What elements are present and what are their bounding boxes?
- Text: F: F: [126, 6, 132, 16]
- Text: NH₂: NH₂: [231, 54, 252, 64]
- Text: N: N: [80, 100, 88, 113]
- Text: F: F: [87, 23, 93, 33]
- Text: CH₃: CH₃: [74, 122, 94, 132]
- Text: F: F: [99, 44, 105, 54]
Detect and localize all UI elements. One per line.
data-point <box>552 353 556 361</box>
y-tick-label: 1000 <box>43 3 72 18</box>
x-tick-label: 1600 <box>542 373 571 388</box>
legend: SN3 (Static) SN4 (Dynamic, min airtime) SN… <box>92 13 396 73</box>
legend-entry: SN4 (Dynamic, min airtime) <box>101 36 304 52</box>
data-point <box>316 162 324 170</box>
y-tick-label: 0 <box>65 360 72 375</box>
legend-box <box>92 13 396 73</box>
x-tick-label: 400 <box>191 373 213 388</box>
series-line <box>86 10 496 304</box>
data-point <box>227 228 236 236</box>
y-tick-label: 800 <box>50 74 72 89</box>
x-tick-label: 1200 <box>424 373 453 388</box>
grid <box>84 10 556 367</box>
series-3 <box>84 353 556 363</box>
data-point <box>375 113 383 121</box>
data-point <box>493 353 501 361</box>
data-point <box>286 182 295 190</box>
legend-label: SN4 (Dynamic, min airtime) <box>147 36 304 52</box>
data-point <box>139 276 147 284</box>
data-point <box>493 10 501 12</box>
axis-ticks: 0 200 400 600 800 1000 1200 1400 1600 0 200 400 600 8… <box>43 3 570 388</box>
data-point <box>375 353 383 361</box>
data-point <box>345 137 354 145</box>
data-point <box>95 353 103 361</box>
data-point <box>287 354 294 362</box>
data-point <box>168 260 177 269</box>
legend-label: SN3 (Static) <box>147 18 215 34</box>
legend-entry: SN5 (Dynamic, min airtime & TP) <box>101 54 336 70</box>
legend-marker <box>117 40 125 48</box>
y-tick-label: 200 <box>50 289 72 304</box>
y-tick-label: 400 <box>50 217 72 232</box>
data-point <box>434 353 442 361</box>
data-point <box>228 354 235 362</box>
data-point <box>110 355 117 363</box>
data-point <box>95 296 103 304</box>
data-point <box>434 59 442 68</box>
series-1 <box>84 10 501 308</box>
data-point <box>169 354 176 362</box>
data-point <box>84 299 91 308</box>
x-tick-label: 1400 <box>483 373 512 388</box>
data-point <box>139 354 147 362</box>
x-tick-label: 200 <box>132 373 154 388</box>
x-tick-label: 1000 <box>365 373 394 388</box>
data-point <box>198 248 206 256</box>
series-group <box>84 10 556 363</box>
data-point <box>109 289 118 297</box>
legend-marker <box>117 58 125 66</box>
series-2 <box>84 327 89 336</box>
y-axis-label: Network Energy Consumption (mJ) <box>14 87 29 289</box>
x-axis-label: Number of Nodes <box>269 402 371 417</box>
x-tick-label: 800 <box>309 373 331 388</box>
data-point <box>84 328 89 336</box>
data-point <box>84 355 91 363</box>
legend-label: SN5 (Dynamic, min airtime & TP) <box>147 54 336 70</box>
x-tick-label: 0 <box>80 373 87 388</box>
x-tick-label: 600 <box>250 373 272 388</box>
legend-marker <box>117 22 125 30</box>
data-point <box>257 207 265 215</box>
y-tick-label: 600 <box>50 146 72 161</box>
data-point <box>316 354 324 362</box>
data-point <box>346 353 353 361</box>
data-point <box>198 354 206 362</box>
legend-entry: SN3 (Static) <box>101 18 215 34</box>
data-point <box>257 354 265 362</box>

...

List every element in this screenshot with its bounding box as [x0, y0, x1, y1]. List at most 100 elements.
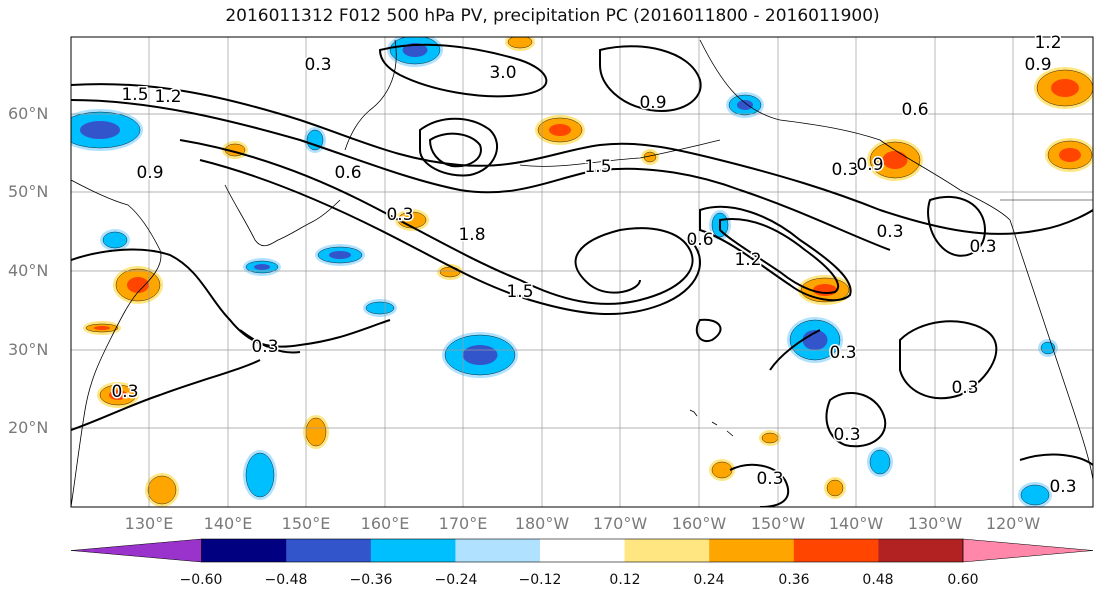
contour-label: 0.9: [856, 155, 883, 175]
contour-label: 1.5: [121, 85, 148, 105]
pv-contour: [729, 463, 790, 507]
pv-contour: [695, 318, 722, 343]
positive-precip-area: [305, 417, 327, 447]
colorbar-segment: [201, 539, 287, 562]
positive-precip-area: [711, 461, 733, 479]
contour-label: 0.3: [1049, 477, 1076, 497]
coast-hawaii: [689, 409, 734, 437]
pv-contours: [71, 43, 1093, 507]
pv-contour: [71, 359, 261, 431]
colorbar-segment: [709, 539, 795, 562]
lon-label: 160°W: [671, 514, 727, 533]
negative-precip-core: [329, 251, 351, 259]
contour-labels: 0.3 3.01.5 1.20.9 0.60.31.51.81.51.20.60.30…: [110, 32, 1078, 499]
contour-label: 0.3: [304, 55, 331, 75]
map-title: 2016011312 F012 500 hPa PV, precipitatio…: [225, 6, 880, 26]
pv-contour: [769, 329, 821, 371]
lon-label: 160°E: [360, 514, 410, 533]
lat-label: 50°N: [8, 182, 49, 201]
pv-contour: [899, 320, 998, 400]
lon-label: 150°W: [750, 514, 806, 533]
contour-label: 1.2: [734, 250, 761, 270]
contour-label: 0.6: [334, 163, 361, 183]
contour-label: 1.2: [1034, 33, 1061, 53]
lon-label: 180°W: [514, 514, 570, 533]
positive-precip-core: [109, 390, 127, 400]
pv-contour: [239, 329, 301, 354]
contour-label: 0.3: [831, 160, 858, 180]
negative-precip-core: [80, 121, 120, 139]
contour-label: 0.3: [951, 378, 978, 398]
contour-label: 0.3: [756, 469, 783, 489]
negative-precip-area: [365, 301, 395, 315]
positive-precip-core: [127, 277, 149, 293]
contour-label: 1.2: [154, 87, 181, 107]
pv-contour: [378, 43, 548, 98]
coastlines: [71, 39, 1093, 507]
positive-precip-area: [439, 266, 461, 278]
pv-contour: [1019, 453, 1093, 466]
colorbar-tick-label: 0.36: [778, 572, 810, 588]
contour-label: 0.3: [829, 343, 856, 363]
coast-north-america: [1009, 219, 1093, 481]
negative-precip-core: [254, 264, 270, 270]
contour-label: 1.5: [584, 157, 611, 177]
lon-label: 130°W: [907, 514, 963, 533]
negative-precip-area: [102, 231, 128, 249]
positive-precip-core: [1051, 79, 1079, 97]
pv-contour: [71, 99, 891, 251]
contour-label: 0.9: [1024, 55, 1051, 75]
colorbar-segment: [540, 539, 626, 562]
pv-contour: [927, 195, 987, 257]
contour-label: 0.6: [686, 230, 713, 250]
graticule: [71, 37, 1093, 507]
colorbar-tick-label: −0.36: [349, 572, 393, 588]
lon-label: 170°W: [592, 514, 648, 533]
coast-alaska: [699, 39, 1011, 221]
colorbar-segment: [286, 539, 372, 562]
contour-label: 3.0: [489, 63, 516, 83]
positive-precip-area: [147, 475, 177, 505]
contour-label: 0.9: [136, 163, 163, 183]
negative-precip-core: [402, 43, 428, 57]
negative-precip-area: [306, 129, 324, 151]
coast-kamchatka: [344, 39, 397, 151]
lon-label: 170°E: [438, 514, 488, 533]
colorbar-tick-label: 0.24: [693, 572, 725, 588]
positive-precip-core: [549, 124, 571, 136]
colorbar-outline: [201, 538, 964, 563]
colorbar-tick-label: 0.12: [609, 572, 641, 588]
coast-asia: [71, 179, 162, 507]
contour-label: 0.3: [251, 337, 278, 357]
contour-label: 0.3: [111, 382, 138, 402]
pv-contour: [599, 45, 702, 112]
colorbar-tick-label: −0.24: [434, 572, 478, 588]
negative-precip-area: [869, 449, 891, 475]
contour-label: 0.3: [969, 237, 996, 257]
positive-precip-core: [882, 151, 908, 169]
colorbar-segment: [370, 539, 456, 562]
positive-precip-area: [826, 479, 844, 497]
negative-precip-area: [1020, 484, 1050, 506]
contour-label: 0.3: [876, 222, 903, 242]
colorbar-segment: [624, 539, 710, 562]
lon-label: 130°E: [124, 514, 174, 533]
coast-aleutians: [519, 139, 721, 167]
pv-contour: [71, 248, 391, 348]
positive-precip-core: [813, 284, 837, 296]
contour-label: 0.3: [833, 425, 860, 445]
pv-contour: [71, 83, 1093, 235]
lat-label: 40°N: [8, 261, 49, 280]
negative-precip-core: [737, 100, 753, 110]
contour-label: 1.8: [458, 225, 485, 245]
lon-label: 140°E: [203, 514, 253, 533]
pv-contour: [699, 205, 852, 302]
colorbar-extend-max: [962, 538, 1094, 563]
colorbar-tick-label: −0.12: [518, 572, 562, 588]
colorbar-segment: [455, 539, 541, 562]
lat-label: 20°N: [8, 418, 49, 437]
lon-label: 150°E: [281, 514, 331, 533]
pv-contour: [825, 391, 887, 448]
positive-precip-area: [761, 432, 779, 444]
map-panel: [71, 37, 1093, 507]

AIM:
Switch "Text" to "Label" in the lines starting at the one that contains "What elements are" and ending at the one that contains "data-point <box>552 353 556 361</box>". Give back only those lines, with nothing else changed.

RESULT OF THIS EXERCISE:
What elements are present and what are their bounding boxes?
- Label: F: F: [126, 6, 132, 16]
- Label: NH₂: NH₂: [231, 54, 252, 64]
- Label: N: N: [80, 100, 88, 113]
- Label: F: F: [87, 23, 93, 33]
- Label: CH₃: CH₃: [74, 122, 94, 132]
- Label: F: F: [99, 44, 105, 54]
Detect and localize all UI elements. One per line.
data-point <box>552 353 556 361</box>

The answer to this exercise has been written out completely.